* **SUPPLIED MATERIAL**:
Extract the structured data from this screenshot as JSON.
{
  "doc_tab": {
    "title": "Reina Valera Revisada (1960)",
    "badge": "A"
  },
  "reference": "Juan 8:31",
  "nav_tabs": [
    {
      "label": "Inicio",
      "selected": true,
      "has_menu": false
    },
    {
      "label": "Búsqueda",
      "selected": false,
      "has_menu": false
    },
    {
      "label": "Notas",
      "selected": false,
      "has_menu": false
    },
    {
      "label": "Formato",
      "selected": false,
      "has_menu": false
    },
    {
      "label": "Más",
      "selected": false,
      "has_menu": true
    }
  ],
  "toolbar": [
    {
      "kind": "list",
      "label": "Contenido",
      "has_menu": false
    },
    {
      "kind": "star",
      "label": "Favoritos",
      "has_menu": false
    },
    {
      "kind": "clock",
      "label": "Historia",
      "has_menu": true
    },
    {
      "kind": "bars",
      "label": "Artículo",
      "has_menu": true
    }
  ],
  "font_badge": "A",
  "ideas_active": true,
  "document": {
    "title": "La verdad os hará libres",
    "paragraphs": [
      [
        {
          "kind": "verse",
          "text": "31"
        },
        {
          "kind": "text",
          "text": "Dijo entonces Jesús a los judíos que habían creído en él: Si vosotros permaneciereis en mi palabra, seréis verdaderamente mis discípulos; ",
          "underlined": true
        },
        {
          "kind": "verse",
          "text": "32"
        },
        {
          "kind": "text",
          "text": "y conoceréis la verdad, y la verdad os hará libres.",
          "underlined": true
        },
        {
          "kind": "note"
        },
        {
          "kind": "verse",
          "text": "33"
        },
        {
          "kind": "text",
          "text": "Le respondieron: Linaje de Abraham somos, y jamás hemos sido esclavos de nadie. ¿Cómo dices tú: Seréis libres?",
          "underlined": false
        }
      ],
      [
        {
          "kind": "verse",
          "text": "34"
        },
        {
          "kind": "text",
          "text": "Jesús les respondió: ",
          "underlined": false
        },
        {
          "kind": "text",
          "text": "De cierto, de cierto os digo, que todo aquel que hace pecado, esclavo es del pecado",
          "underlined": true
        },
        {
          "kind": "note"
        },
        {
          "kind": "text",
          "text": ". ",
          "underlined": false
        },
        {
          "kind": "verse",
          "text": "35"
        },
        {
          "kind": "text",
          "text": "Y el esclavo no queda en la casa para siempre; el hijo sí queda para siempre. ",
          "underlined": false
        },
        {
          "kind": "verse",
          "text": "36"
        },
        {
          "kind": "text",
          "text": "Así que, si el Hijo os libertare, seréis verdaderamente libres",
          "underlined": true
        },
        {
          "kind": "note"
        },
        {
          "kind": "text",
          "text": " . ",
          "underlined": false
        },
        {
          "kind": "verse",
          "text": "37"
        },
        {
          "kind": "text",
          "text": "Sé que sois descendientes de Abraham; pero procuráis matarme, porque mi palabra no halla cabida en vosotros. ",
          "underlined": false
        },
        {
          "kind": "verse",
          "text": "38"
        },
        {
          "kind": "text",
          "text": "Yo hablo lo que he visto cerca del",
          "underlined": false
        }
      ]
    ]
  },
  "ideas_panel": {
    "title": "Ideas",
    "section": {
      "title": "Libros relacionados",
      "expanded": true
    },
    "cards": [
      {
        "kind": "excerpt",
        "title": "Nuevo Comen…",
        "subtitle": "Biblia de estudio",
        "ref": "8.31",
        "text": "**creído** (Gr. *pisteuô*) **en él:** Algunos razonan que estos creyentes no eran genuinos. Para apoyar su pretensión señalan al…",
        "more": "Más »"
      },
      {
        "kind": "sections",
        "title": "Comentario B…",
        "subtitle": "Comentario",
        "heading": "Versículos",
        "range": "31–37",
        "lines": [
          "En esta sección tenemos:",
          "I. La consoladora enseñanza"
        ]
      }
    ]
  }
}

* **TASK DESCRIPTION**: Would you restate each of the entries word for word?

* **ANSWER FOR THIS EXERCISE**:
Extract the structured data from this screenshot as JSON.
{
  "doc_tab": {
    "title": "Reina Valera Revisada (1960)",
    "badge": "A"
  },
  "reference": "Juan 8:31",
  "nav_tabs": [
    {
      "label": "Inicio",
      "selected": true,
      "has_menu": false
    },
    {
      "label": "Búsqueda",
      "selected": false,
      "has_menu": false
    },
    {
      "label": "Notas",
      "selected": false,
      "has_menu": false
    },
    {
      "label": "Formato",
      "selected": false,
      "has_menu": false
    },
    {
      "label": "Más",
      "selected": false,
      "has_menu": true
    }
  ],
  "toolbar": [
    {
      "kind": "list",
      "label": "Contenido",
      "has_menu": false
    },
    {
      "kind": "star",
      "label": "Favoritos",
      "has_menu": false
    },
    {
      "kind": "clock",
      "label": "Historia",
      "has_menu": true
    },
    {
      "kind": "bars",
      "label": "Artículo",
      "has_menu": true
    }
  ],
  "font_badge": "A",
  "ideas_active": true,
  "document": {
    "title": "La verdad os hará libres",
    "paragraphs": [
      [
        {
          "kind": "verse",
          "text": "31"
        },
        {
          "kind": "text",
          "text": "Dijo entonces Jesús a los judíos que habían creído en él: Si vosotros permaneciereis en mi palabra, seréis verdaderamente mis discípulos; ",
          "underlined": true
        },
        {
          "kind": "verse",
          "text": "32"
        },
        {
          "kind": "text",
          "text": "y conoceréis la verdad, y la verdad os hará libres.",
          "underlined": true
        },
        {
          "kind": "note"
        },
        {
          "kind": "verse",
          "text": "33"
        },
        {
          "kind": "text",
          "text": "Le respondieron: Linaje de Abraham somos, y jamás hemos sido esclavos de nadie. ¿Cómo dices tú: Seréis libres?",
          "underlined": false
        }
      ],
      [
        {
          "kind": "verse",
          "text": "34"
        },
        {
          "kind": "text",
          "text": "Jesús les respondió: ",
          "underlined": false
        },
        {
          "kind": "text",
          "text": "De cierto, de cierto os digo, que todo aquel que hace pecado, esclavo es del pecado",
          "underlined": true
        },
        {
          "kind": "note"
        },
        {
          "kind": "text",
          "text": ". ",
          "underlined": false
        },
        {
          "kind": "verse",
          "text": "35"
        },
        {
          "kind": "text",
          "text": "Y el esclavo no queda en la casa para siempre; el hijo sí queda para siempre. ",
          "underlined": false
        },
        {
          "kind": "verse",
          "text": "36"
        },
        {
          "kind": "text",
          "text": "Así que, si el Hijo os libertare, seréis verdaderamente libres",
          "underlined": true
        },
        {
          "kind": "note"
        },
        {
          "kind": "text",
          "text": " . ",
          "underlined": false
        },
        {
          "kind": "verse",
          "text": "37"
        },
        {
          "kind": "text",
          "text": "Sé que sois descendientes de Abraham; pero procuráis matarme, porque mi palabra no halla cabida en vosotros. ",
          "underlined": false
        },
        {
          "kind": "verse",
          "text": "38"
        },
        {
          "kind": "text",
          "text": "Yo hablo lo que he visto cerca del",
          "underlined": false
        }
      ]
    ]
  },
  "ideas_panel": {
    "title": "Ideas",
    "section": {
      "title": "Libros relacionados",
      "expanded": true
    },
    "cards": [
      {
        "kind": "excerpt",
        "title": "Nuevo Comen…",
        "subtitle": "Biblia de estudio",
        "ref": "8.31",
        "text": "**creído** (Gr. *pisteuô*) **en él:** Algunos razonan que estos creyentes no eran genuinos. Para apoyar su pretensión señalan al…",
        "more": "Más »"
      },
      {
        "kind": "sections",
        "title": "Comentario B…",
        "subtitle": "Comentario",
        "heading": "Versículos",
        "range": "31–37",
        "lines": [
          "En esta sección tenemos:",
          "I. La consoladora enseñanza"
        ]
      }
    ]
  }
}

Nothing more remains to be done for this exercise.